Copy each line below in which the string "Colored" occurs.
-- start --
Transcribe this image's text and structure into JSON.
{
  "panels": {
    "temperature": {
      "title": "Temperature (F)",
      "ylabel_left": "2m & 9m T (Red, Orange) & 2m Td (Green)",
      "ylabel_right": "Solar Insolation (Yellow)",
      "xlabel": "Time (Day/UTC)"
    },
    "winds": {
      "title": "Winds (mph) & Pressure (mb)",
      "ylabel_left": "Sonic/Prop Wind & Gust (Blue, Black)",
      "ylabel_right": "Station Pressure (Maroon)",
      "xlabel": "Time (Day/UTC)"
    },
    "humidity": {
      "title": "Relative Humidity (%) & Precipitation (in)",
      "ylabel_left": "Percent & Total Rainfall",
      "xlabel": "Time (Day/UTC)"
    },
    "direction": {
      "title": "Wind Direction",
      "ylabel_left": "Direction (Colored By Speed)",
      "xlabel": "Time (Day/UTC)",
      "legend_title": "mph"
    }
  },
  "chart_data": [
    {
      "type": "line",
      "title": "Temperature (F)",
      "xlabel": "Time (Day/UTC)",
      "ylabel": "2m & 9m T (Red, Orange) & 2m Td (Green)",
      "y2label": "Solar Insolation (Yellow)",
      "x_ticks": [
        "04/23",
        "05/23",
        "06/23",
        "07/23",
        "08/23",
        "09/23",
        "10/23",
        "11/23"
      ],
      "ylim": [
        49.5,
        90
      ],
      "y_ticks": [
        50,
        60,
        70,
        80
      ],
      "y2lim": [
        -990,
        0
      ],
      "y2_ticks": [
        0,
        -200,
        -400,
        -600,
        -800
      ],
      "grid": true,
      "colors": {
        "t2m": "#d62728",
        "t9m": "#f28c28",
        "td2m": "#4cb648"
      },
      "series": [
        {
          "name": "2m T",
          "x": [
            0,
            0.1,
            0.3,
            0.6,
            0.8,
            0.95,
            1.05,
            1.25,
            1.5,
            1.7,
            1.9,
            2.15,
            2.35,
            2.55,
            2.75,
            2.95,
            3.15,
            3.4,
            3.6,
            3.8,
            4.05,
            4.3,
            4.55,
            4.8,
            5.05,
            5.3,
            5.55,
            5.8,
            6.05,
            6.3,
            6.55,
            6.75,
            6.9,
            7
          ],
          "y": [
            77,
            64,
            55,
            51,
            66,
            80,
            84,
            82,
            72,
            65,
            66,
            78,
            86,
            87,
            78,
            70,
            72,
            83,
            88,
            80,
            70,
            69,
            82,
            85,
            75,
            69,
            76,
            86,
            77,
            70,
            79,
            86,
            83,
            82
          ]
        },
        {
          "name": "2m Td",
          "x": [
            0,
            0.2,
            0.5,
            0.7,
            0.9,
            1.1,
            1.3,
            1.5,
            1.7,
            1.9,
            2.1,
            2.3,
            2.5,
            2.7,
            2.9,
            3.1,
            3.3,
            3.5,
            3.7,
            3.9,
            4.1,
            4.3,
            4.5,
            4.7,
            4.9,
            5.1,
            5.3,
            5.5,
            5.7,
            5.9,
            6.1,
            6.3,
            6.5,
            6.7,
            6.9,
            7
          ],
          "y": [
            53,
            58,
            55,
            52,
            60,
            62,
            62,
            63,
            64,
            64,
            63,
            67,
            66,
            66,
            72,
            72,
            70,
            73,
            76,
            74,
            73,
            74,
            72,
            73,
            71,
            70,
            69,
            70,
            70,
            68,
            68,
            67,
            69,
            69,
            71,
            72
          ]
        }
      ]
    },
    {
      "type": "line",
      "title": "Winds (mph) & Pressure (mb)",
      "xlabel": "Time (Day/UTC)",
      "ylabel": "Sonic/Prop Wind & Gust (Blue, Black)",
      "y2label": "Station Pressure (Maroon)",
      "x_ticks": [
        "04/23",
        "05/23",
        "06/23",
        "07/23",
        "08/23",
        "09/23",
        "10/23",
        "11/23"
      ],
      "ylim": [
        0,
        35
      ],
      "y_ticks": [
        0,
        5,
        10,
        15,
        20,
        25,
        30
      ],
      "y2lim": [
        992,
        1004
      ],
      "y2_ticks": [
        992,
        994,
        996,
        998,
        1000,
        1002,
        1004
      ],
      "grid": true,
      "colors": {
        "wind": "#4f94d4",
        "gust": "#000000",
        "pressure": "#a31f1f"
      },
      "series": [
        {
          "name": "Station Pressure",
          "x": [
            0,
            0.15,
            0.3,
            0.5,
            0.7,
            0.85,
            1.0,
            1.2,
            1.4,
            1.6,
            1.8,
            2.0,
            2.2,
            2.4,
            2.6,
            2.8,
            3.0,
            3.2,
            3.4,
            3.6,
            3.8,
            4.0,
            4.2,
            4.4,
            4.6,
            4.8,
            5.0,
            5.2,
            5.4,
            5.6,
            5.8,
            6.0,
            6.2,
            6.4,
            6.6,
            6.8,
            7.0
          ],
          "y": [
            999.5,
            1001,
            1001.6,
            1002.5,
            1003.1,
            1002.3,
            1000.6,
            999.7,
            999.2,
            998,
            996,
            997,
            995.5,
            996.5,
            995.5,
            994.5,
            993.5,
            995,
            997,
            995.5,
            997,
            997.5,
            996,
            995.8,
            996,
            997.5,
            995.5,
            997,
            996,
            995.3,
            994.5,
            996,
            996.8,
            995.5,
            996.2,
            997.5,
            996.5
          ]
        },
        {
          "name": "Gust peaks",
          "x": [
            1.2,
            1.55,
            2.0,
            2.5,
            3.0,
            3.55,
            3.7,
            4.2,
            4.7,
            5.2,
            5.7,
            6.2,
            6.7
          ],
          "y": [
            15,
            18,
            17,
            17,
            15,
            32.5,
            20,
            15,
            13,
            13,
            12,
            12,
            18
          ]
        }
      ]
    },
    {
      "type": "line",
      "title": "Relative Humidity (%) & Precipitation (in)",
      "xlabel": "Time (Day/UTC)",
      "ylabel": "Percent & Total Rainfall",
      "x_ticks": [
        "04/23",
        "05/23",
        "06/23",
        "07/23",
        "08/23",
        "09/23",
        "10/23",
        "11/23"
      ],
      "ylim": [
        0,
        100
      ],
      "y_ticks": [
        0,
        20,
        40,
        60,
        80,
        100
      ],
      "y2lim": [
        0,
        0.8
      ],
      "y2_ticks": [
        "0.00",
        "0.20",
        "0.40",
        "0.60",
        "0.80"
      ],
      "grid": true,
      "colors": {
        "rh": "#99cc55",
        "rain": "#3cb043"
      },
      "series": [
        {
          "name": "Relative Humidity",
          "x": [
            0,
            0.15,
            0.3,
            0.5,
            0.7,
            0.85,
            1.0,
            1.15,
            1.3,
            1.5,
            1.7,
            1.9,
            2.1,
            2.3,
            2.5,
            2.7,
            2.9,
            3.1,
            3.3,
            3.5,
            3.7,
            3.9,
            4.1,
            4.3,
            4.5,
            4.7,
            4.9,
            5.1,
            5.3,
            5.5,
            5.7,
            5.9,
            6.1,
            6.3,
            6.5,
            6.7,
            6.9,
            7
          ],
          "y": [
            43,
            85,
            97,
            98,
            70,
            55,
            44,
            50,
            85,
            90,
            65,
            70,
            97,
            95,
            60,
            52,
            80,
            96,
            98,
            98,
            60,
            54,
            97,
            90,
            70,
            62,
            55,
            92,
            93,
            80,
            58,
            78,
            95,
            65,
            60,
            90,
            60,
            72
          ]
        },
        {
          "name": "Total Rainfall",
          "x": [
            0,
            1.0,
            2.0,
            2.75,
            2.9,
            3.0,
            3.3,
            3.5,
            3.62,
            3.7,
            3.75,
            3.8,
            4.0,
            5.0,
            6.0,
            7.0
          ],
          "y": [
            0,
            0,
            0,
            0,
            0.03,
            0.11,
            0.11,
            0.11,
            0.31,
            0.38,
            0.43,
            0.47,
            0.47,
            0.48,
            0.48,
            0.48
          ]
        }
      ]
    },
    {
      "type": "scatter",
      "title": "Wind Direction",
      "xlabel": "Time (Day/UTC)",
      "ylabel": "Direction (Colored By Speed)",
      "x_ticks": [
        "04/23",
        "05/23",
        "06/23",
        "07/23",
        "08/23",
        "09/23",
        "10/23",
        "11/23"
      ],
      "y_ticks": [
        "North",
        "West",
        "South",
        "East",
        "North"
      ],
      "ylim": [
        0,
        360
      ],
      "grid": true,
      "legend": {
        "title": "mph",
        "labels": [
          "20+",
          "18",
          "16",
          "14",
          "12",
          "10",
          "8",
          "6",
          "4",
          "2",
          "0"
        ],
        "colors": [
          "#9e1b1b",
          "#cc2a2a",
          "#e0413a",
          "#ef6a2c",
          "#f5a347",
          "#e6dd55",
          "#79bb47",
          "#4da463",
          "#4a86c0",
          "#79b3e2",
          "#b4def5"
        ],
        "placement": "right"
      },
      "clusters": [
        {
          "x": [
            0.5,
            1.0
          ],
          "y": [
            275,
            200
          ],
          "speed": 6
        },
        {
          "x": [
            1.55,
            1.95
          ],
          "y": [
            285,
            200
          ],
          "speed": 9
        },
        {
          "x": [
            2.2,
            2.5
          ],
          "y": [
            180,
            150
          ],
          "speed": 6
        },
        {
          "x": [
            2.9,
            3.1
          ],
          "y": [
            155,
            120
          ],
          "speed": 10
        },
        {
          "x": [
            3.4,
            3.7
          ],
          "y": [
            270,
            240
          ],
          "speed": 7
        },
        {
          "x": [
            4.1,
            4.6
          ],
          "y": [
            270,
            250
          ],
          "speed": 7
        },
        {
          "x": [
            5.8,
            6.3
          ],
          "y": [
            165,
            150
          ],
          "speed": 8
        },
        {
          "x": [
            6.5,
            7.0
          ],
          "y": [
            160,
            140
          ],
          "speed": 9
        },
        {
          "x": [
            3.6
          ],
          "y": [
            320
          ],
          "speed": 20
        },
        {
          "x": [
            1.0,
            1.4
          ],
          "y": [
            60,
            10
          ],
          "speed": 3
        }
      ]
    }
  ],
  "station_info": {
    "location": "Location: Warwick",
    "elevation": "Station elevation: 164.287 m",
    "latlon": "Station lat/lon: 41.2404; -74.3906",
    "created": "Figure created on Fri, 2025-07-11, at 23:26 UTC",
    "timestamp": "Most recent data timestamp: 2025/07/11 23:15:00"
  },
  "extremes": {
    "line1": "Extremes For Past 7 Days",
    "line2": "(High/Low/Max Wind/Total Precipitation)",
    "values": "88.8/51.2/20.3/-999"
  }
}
-- end --
Written answer
      "ylabel_left": "Direction (Colored By Speed)",
      "ylabel": "Direction (Colored By Speed)",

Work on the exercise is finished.